### TASK GOAL
Pull out all lines from the listing below in which the word "screenshot" appears.

● ● ●

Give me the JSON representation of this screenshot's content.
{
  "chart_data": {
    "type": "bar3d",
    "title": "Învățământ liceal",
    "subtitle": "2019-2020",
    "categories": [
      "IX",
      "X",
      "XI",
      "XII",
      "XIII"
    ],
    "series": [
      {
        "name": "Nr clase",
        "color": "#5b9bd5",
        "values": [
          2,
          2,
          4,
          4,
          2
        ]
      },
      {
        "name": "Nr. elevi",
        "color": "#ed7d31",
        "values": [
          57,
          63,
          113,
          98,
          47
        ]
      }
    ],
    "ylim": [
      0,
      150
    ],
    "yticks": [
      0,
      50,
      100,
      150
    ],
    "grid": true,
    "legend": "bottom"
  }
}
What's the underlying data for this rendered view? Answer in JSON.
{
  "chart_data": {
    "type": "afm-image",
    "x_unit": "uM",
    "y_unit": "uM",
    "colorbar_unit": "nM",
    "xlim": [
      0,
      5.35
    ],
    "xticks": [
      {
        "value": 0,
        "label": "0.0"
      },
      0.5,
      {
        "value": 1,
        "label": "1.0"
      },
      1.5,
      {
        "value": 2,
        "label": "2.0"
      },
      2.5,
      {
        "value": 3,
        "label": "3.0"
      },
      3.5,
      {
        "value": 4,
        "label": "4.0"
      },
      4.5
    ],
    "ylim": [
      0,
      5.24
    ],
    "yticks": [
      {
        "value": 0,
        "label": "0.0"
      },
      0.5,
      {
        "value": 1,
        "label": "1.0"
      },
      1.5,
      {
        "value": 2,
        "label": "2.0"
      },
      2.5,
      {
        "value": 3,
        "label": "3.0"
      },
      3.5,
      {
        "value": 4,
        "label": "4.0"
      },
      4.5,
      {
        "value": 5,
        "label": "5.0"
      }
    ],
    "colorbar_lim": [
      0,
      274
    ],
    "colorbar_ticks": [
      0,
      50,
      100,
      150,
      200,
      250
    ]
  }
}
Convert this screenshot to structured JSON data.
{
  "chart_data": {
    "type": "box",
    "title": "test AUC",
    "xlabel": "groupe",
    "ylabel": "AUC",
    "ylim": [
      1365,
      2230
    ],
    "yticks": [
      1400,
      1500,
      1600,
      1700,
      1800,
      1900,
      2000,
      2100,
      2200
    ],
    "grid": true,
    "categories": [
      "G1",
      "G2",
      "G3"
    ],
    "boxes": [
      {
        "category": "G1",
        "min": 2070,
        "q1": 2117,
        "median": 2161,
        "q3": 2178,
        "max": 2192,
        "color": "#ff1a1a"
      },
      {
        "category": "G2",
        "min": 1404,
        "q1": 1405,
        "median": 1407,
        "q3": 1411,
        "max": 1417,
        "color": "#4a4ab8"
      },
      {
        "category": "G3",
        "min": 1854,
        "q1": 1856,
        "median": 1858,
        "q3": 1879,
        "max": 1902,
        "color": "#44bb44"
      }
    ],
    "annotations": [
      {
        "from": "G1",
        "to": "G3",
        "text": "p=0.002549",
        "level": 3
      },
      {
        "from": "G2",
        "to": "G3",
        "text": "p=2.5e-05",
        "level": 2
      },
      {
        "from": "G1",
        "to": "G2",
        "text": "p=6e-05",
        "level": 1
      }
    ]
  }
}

● ● ●

### RESULT OF THIS TASK
Give me the JSON representation of this screenshot's content.
Convert this screenshot to structured JSON data.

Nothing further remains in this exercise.